→ TEXT EXCERPT:
++++++++++

Brands that care have higher profit margins and lower risks

Let's look at Toms and Patagonia in the US – two brands that really walk the talk: their Corporate Social Responsibility efforts are brilliant and impactful. Their business is doing equally well.

While Toms is fighting gun violence, Patagonia supports environmental protection. What makes their efforts different is their authenticity and alignment.

In both cases, the impact is an authentic desire of the Founder or CEO of the company. They make it a priority to keep their standards high. They also make sure that their CSR is aligned with their business strategy. A crucial success factor.

Of course, they also don't mind fighting for their values:

under the leadership of CEO Rose Marcario, Patagonia even sued the Trump administration for its attack on Bears Ears National Monument.

“You can harness the energy of your customers who already support you because you stand for something,” Mycoskie, Founder of Toms, told MSNBC in November.

++++++++++

→ EXTRACTED DATA:
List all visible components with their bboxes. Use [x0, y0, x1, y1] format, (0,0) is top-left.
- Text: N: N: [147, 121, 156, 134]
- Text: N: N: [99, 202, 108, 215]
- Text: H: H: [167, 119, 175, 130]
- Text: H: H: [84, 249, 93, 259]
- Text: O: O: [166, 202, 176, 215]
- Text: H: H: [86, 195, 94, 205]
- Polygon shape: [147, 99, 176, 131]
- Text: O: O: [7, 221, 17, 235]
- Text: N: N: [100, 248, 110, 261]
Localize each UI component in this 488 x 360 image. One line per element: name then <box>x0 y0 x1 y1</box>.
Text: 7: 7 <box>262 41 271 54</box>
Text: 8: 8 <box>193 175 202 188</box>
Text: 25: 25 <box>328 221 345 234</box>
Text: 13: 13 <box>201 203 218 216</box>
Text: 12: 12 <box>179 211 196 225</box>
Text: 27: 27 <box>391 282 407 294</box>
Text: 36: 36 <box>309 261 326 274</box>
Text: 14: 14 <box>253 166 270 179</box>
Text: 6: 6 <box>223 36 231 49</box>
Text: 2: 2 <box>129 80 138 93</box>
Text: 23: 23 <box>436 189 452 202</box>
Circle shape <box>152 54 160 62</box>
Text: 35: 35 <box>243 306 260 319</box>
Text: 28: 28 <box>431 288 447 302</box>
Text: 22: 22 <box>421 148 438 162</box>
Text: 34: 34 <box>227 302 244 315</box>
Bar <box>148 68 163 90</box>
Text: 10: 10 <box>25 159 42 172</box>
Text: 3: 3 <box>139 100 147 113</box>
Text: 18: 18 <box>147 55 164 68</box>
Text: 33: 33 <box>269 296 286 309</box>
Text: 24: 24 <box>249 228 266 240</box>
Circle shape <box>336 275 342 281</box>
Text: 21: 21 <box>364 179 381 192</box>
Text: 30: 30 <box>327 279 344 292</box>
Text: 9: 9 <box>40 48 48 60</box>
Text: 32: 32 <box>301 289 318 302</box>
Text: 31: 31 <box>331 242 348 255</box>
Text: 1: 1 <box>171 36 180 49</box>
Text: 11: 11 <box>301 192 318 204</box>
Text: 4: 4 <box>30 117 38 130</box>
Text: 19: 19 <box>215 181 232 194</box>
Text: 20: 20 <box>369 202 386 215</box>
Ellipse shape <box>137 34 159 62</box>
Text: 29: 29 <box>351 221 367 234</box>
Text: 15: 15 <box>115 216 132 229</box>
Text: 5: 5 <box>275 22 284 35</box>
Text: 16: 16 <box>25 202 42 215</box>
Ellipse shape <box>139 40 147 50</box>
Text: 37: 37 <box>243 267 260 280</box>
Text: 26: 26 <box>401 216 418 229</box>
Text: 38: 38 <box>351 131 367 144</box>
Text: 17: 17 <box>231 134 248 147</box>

++++++++++

→ WHAT YOU WILL DO:
A: In the text about brands that care, rewrite the passage starting at "Let's look at" and ending at "authenticity and alignment.", changing "Toms" to "TOMS".
B: Answer these questions from the text about brands that care:
(i) What cause is Toms fighting?
(ii) Under whose leadership did Patagonia sue the Trump administration?
(iii) Which outlet did Mycoskie talk to in November?
C: Pick up the text about brands that care where it stops and write the next few sentences.

→ YOUR WRITTEN ANSWERS:
A:
Let's look at TOMS and Patagonia in the US – two brands that really walk the talk: their Corporate Social Responsibility efforts are brilliant and impactful. Their business is doing equally well.

While TOMS is fighting gun violence, Patagonia supports environmental protection. What makes their efforts different is their authenticity and alignment.

B:
(i) Gun violence
(ii) CEO Rose Marcario
(iii) MSNBC

C:
More and more companies are following their example, in Forbes we can read the following:

"Over 500 American companies, and 13,000 worldwide, have signed the UN Global Compact, which sets standards for members to align strategies and operations with universal principles on human rights, labour, environment and anti-corruption, and take actions that advance societal goals.”

CSR pays off, too: a paper by the Institute for Operations Research and the Management Sciences (INFORMS) found that companies choosing to engage in corporate social responsibility (CSR) have higher profit margins and valuation, but lower risk.